**WHAT YOU WILL DO:** Transcribe the listing that follows in full, omitting pictures.

**DATASET ENTRIES:**
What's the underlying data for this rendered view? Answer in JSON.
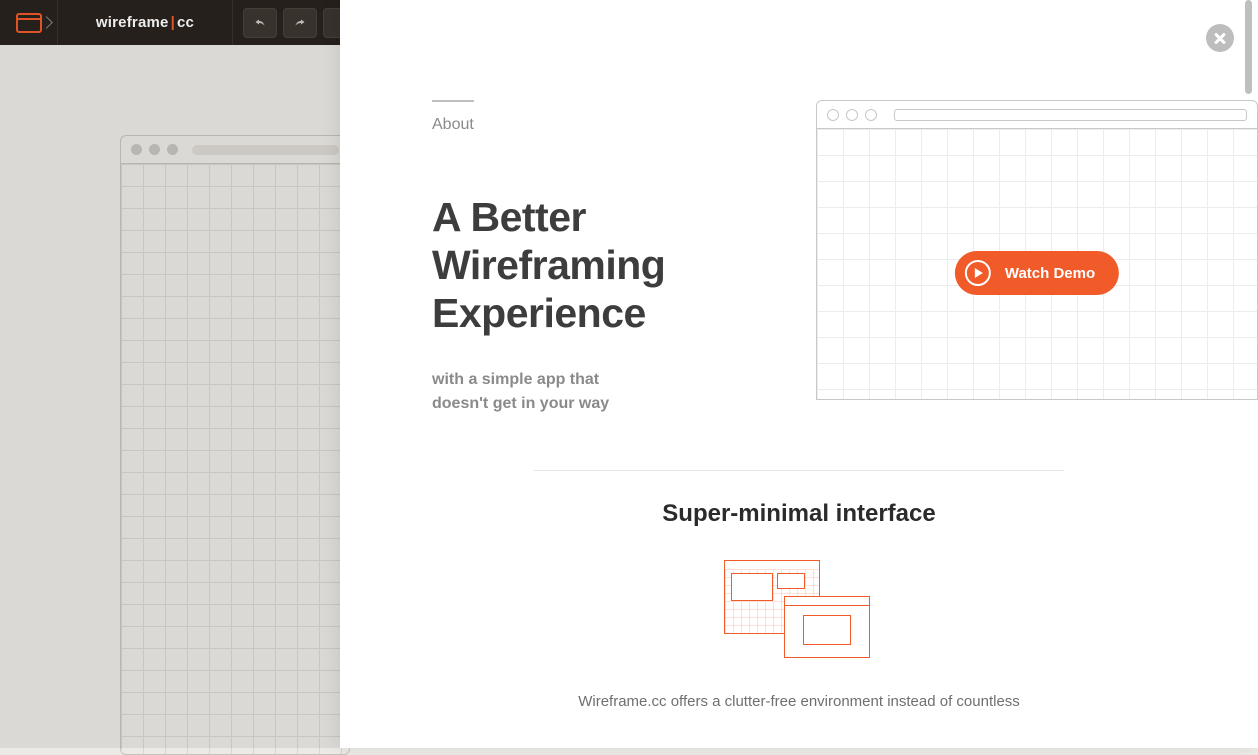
{
  "colors": {
    "accent": "#f15a29",
    "toolbar_bg": "#28231f",
    "body_bg": "#eceae7",
    "muted": "#8a8a8a"
  },
  "brand": {
    "name": "wireframe",
    "separator": "|",
    "suffix": "cc"
  },
  "toolbar": {
    "undo": "undo",
    "redo": "redo"
  },
  "panel": {
    "tab_label": "About",
    "headline_1": "A Better",
    "headline_2": "Wireframing",
    "headline_3": "Experience",
    "tagline_1": "with a simple app that",
    "tagline_2": "doesn't get in your way",
    "watch_demo_label": "Watch Demo",
    "subheading": "Super-minimal interface",
    "body_copy": "Wireframe.cc offers a clutter-free environment instead of countless"
  }
}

**ANSWER TO THIS EXERCISE:**
What's the underlying data for this rendered view? Answer in JSON.
{
  "colors": {
    "accent": "#f15a29",
    "toolbar_bg": "#28231f",
    "body_bg": "#eceae7",
    "muted": "#8a8a8a"
  },
  "brand": {
    "name": "wireframe",
    "separator": "|",
    "suffix": "cc"
  },
  "toolbar": {
    "undo": "undo",
    "redo": "redo"
  },
  "panel": {
    "tab_label": "About",
    "headline_1": "A Better",
    "headline_2": "Wireframing",
    "headline_3": "Experience",
    "tagline_1": "with a simple app that",
    "tagline_2": "doesn't get in your way",
    "watch_demo_label": "Watch Demo",
    "subheading": "Super-minimal interface",
    "body_copy": "Wireframe.cc offers a clutter-free environment instead of countless"
  }
}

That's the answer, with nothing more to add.